→ **Exercise objective**
Search the data for the word "round". Reproduce every line where it is found.

→ **Dataset records**
* * *

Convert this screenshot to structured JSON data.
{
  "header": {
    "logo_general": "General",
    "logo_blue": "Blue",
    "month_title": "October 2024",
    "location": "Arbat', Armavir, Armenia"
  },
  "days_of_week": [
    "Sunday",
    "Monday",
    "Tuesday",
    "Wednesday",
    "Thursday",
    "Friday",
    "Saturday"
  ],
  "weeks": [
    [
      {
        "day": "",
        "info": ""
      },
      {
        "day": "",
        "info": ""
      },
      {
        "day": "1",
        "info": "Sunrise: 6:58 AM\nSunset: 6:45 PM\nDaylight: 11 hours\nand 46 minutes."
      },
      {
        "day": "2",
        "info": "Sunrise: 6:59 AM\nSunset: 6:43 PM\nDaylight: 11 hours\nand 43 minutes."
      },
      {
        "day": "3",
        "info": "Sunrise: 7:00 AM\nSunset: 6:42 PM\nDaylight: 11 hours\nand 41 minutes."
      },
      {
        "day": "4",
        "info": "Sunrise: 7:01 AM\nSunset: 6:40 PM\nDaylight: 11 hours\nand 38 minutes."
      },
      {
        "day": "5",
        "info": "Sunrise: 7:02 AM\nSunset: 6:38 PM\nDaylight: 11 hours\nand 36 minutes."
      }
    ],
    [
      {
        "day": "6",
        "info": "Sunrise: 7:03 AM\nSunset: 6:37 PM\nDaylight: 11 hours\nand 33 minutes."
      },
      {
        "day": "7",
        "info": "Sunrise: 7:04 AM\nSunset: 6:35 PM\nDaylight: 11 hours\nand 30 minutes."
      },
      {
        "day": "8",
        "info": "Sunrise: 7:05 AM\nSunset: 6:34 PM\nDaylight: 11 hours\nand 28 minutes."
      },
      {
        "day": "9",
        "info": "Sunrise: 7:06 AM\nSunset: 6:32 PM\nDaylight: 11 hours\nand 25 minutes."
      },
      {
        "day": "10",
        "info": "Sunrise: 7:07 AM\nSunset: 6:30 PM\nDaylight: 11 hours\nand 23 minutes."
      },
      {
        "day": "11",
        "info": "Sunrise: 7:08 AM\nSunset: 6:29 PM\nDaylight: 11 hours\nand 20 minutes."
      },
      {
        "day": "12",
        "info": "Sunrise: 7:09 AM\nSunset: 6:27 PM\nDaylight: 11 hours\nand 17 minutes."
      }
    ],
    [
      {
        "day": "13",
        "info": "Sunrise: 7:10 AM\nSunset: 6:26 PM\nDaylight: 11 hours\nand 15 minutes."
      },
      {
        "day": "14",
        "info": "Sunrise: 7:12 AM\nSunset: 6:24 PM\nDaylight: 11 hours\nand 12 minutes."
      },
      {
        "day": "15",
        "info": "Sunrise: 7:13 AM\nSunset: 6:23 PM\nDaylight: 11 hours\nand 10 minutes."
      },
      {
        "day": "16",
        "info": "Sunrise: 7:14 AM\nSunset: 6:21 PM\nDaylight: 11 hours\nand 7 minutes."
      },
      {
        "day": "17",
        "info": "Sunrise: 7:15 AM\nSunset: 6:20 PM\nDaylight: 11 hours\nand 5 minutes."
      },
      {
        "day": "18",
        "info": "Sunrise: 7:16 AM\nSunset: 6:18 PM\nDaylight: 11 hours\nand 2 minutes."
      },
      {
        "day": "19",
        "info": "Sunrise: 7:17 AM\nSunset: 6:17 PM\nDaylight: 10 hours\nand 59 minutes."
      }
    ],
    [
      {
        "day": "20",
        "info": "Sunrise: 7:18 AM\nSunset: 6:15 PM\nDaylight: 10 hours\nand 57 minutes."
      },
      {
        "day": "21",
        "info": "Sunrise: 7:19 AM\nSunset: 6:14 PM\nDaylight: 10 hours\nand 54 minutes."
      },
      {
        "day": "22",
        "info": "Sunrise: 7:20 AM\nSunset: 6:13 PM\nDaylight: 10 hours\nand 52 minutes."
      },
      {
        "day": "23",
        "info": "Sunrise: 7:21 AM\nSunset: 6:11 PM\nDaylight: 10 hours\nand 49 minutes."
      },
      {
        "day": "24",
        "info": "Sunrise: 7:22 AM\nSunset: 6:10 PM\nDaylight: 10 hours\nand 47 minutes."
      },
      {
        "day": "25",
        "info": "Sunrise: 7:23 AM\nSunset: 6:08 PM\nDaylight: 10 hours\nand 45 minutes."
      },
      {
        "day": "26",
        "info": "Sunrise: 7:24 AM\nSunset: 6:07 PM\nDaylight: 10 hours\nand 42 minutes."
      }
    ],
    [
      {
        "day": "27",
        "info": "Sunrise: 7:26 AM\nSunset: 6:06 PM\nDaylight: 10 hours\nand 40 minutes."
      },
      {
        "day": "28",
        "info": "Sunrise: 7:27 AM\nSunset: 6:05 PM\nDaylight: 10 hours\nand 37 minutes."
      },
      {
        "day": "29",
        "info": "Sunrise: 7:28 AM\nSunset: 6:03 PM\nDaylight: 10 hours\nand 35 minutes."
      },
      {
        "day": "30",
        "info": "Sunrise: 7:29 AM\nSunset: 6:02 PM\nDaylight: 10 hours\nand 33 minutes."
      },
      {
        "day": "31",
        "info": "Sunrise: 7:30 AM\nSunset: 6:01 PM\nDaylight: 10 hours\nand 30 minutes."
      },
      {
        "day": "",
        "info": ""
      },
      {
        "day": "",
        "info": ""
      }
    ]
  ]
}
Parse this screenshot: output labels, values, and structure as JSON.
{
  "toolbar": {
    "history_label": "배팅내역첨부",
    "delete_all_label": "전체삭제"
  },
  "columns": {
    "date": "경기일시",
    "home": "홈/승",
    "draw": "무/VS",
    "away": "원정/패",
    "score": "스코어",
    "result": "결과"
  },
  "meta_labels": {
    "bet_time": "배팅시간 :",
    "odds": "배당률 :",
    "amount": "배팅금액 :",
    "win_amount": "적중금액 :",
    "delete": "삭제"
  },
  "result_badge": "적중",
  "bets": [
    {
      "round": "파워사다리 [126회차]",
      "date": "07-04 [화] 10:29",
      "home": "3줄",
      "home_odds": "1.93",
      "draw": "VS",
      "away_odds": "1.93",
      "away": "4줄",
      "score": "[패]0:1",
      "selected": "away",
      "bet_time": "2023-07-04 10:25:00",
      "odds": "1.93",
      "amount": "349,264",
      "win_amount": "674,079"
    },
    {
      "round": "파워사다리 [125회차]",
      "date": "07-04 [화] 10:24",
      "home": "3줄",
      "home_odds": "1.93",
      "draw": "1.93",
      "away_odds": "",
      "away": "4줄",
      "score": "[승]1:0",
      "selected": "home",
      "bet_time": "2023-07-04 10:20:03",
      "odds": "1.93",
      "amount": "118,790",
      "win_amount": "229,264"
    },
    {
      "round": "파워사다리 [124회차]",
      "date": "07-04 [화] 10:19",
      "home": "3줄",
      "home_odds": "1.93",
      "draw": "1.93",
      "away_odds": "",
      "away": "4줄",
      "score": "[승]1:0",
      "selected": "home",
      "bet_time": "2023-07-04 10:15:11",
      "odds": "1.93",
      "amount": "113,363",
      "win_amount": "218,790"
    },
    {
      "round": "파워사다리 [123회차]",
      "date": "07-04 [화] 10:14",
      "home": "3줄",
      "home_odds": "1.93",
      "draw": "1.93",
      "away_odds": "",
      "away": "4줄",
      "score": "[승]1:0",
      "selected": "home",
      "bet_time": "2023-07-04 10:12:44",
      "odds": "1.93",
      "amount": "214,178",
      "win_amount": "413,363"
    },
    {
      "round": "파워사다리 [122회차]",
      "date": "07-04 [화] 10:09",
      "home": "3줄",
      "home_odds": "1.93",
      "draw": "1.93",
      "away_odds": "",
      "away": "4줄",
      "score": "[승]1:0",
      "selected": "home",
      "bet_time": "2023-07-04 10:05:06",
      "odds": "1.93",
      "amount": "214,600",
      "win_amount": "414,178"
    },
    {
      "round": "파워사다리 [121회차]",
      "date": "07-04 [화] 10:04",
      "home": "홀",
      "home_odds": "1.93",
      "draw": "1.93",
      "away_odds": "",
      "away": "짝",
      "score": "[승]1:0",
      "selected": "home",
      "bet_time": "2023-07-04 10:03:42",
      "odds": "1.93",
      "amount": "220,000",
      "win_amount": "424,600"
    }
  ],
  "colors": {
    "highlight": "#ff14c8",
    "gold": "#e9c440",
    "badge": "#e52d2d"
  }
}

* * *

→ **In response**
      "round": "파워사다리 [126회차]",
      "round": "파워사다리 [125회차]",
      "round": "파워사다리 [124회차]",
      "round": "파워사다리 [123회차]",
      "round": "파워사다리 [122회차]",
      "round": "파워사다리 [121회차]",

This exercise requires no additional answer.